▶ **本文抜粋**
───

■世界最大級の「エロマンガライブラリー」ここに完成!
2009年10月31日に開館した、日本のサブカルチャー研究の1つの礎(いしずえ)となる図書館「明治大学 米沢嘉博記念図書館」に、先日再度取材にために訪れました。
再度というのは、この図書館には国会図書館に匹敵するぐらいの「エロマンガ雑誌」の蔵書が収納されるとの噂を開館前に聞き、取材のために1度訪れていたので、取材としてお邪魔するのは2度目。(個人的には何度も訪れます)
その時(最初に訪れたとき)の記事は以下になります。
(※参考記事)
「米沢嘉博記念図書館」でエロマンガを研究しよう!
以前訪れたときには、まだ開館前という事もあり、データベースの構築や収納整理などがまだ全然行われていない段階での取材だったので、その雑誌のボリュームの凄さだけは伝えることができたのですが、詳細までは記事にできませんでした。

───

▶ **提供資料**
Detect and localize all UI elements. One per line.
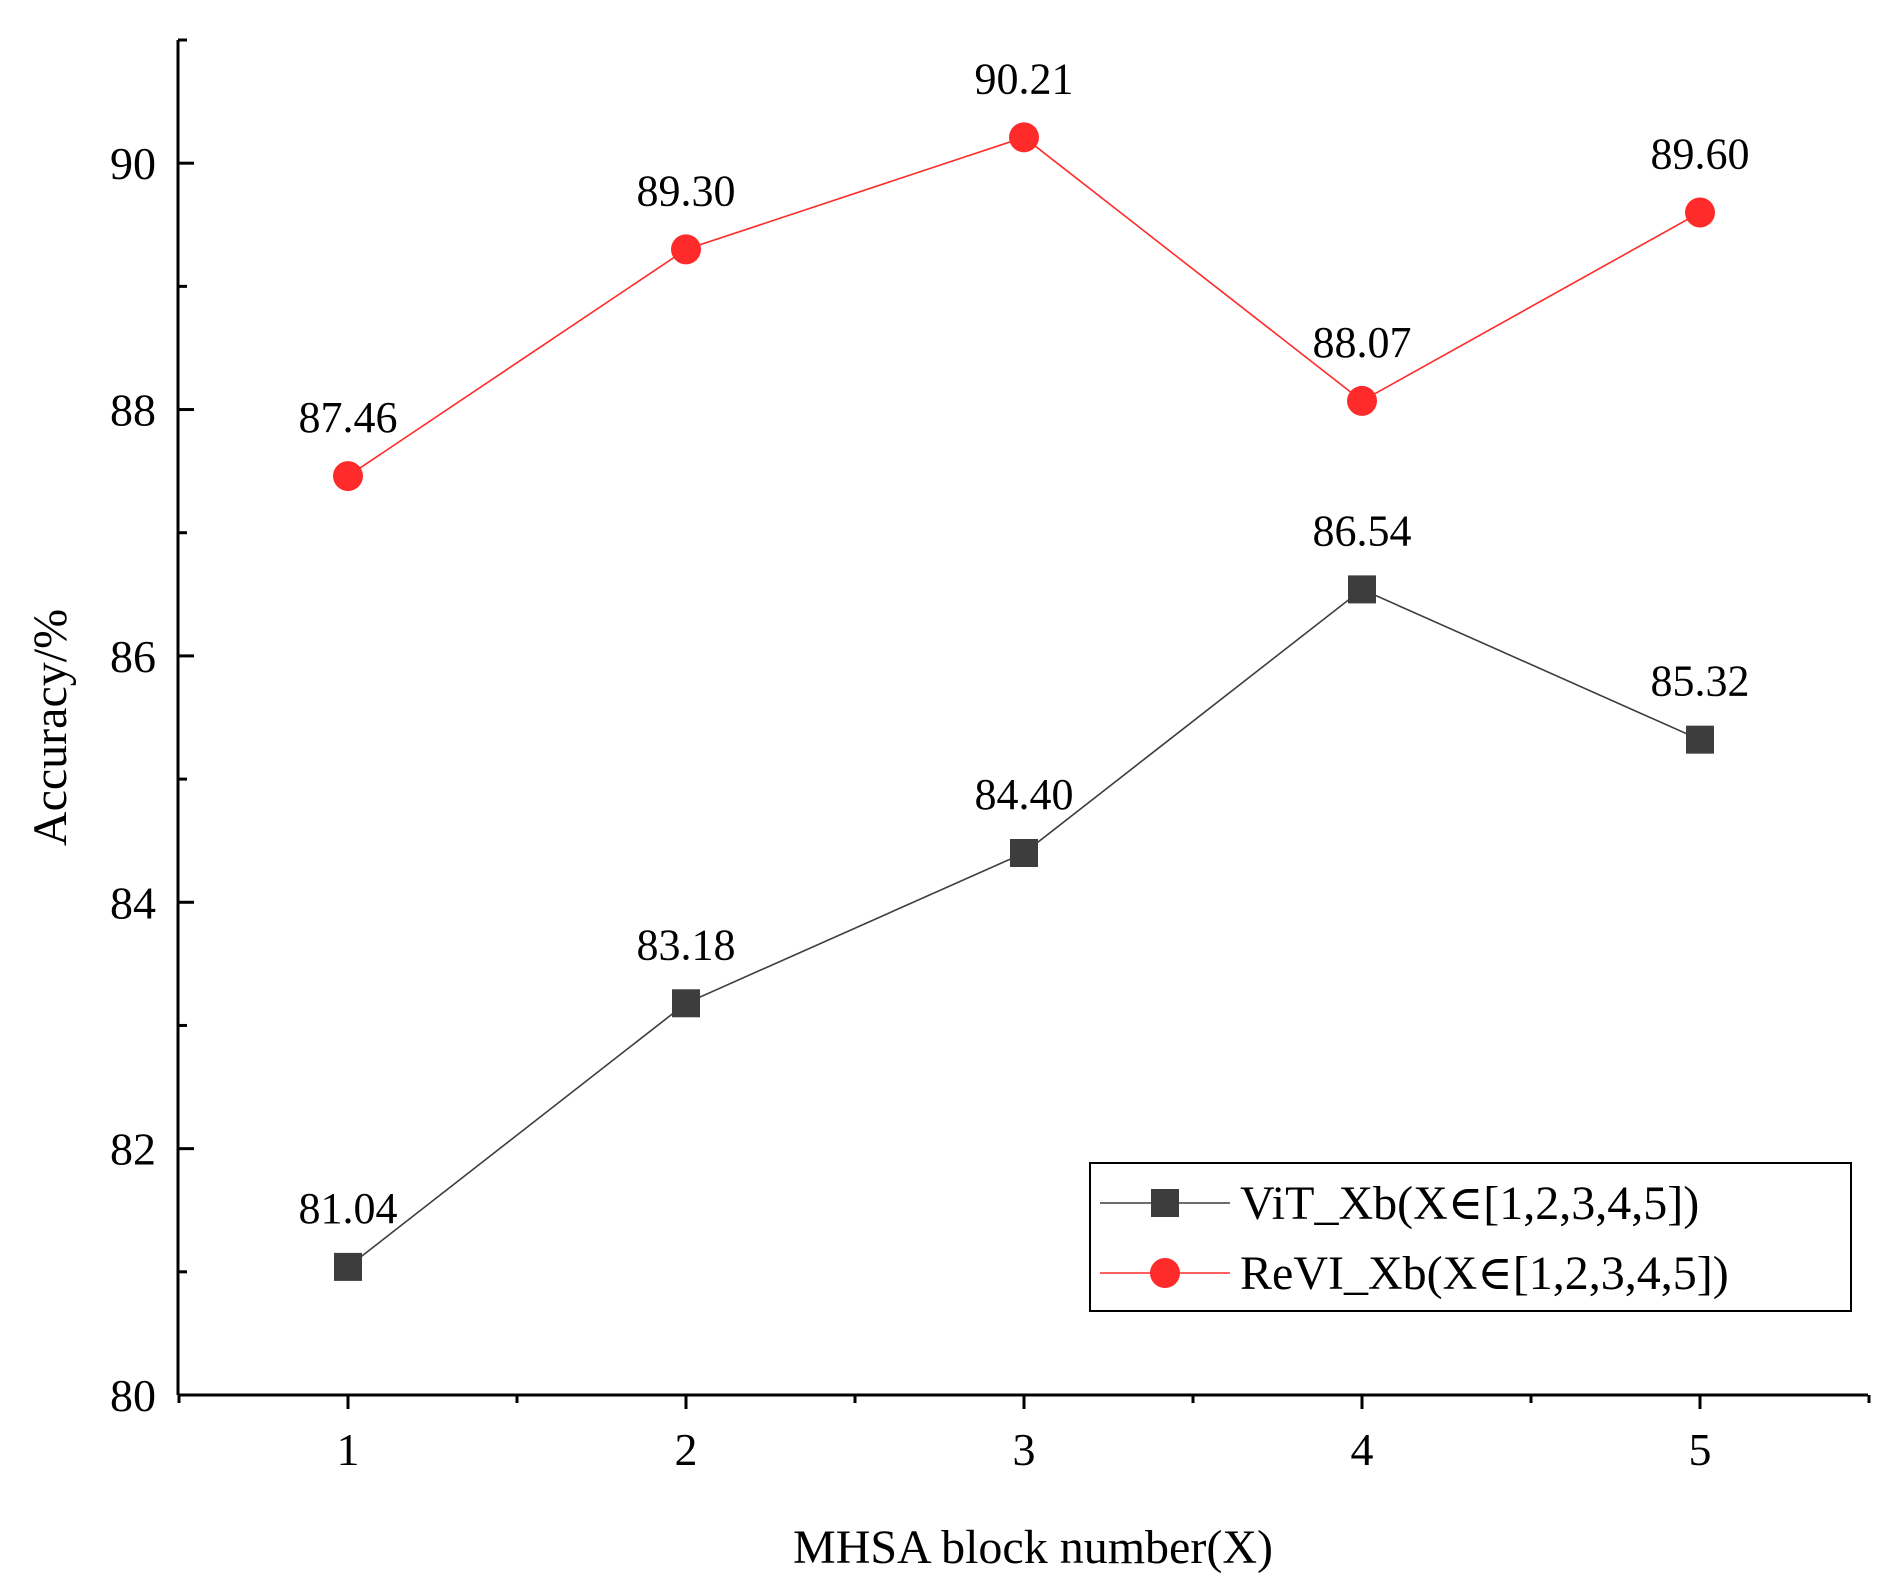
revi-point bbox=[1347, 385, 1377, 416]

───

▶ **課題一覧**
1. 図書館の記事のうち、「その時(最初に訪れたとき)の記事は以下になります。」から「では記事にできませんでした。」までを一字も変えずに書き写してください。
2. 図書館の記事によると、明治大学 米沢嘉博記念図書館が開館したのはいつですか。
3. 図書館の記事の中でかぎかっこ「」に囲まれている語句を、出てくる順にすべて挙げてください。
データは本文とは別のところから取られたものです。

▶ **解答一覧**
1.
その時(最初に訪れたとき)の記事は以下になります。
(※参考記事)
「米沢嘉博記念図書館」でエロマンガを研究しよう!
以前訪れたときには、まだ開館前という事もあり、データベースの構築や収納整理などがまだ全然行われていない段階での取材だったので、その雑誌のボリュームの凄さだけは伝えることができたのですが、詳細までは記事にできませんでした。

2. 2009年10月31日です。

3.
エロマンガライブラリー
明治大学 米沢嘉博記念図書館
エロマンガ雑誌
米沢嘉博記念図書館